-------- SUPPLIED ENTRIES --------

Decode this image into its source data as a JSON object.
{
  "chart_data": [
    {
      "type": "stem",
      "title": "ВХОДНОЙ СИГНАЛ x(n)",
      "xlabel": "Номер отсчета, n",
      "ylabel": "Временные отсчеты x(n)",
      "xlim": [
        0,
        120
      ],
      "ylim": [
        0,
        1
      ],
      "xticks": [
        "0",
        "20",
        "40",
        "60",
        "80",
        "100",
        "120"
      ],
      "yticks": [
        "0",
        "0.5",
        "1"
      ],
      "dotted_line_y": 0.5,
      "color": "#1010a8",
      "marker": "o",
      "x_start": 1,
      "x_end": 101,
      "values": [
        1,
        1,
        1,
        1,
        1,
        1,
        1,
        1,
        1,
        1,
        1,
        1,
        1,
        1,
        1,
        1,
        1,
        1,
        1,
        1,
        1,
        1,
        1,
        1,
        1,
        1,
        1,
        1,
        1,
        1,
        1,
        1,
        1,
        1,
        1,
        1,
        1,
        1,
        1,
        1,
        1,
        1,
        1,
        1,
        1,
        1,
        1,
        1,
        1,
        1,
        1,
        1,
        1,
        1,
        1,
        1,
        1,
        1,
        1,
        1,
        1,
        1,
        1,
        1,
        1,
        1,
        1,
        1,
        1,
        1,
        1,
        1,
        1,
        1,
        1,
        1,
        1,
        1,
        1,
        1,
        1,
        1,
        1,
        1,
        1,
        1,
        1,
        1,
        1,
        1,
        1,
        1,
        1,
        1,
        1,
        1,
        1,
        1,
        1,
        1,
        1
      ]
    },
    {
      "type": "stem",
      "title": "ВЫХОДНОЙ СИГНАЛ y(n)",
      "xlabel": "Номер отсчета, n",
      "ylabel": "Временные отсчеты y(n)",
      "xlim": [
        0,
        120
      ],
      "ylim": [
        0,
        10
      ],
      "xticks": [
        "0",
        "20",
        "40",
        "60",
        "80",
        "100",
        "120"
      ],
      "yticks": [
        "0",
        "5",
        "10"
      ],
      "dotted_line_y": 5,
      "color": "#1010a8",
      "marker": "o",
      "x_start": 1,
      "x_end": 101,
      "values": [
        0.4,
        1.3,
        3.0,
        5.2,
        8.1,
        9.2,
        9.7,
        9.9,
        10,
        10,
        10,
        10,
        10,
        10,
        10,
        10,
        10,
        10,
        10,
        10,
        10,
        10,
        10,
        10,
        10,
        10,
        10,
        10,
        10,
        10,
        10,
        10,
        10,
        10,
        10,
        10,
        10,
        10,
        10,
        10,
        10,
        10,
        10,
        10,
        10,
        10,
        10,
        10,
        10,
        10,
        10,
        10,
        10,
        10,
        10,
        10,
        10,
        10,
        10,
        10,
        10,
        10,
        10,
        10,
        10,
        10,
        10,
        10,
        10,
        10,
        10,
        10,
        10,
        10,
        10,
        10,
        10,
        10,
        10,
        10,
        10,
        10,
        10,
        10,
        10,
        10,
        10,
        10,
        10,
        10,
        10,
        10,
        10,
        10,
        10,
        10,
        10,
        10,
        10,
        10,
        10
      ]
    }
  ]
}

--------

SET EXERCISE — Each entry above is to be printed again exactly.

TASK SOLUTION —
Decode this image into its source data as a JSON object.
{
  "chart_data": [
    {
      "type": "stem",
      "title": "ВХОДНОЙ СИГНАЛ x(n)",
      "xlabel": "Номер отсчета, n",
      "ylabel": "Временные отсчеты x(n)",
      "xlim": [
        0,
        120
      ],
      "ylim": [
        0,
        1
      ],
      "xticks": [
        "0",
        "20",
        "40",
        "60",
        "80",
        "100",
        "120"
      ],
      "yticks": [
        "0",
        "0.5",
        "1"
      ],
      "dotted_line_y": 0.5,
      "color": "#1010a8",
      "marker": "o",
      "x_start": 1,
      "x_end": 101,
      "values": [
        1,
        1,
        1,
        1,
        1,
        1,
        1,
        1,
        1,
        1,
        1,
        1,
        1,
        1,
        1,
        1,
        1,
        1,
        1,
        1,
        1,
        1,
        1,
        1,
        1,
        1,
        1,
        1,
        1,
        1,
        1,
        1,
        1,
        1,
        1,
        1,
        1,
        1,
        1,
        1,
        1,
        1,
        1,
        1,
        1,
        1,
        1,
        1,
        1,
        1,
        1,
        1,
        1,
        1,
        1,
        1,
        1,
        1,
        1,
        1,
        1,
        1,
        1,
        1,
        1,
        1,
        1,
        1,
        1,
        1,
        1,
        1,
        1,
        1,
        1,
        1,
        1,
        1,
        1,
        1,
        1,
        1,
        1,
        1,
        1,
        1,
        1,
        1,
        1,
        1,
        1,
        1,
        1,
        1,
        1,
        1,
        1,
        1,
        1,
        1,
        1
      ]
    },
    {
      "type": "stem",
      "title": "ВЫХОДНОЙ СИГНАЛ y(n)",
      "xlabel": "Номер отсчета, n",
      "ylabel": "Временные отсчеты y(n)",
      "xlim": [
        0,
        120
      ],
      "ylim": [
        0,
        10
      ],
      "xticks": [
        "0",
        "20",
        "40",
        "60",
        "80",
        "100",
        "120"
      ],
      "yticks": [
        "0",
        "5",
        "10"
      ],
      "dotted_line_y": 5,
      "color": "#1010a8",
      "marker": "o",
      "x_start": 1,
      "x_end": 101,
      "values": [
        0.4,
        1.3,
        3.0,
        5.2,
        8.1,
        9.2,
        9.7,
        9.9,
        10,
        10,
        10,
        10,
        10,
        10,
        10,
        10,
        10,
        10,
        10,
        10,
        10,
        10,
        10,
        10,
        10,
        10,
        10,
        10,
        10,
        10,
        10,
        10,
        10,
        10,
        10,
        10,
        10,
        10,
        10,
        10,
        10,
        10,
        10,
        10,
        10,
        10,
        10,
        10,
        10,
        10,
        10,
        10,
        10,
        10,
        10,
        10,
        10,
        10,
        10,
        10,
        10,
        10,
        10,
        10,
        10,
        10,
        10,
        10,
        10,
        10,
        10,
        10,
        10,
        10,
        10,
        10,
        10,
        10,
        10,
        10,
        10,
        10,
        10,
        10,
        10,
        10,
        10,
        10,
        10,
        10,
        10,
        10,
        10,
        10,
        10,
        10,
        10,
        10,
        10,
        10,
        10
      ]
    }
  ]
}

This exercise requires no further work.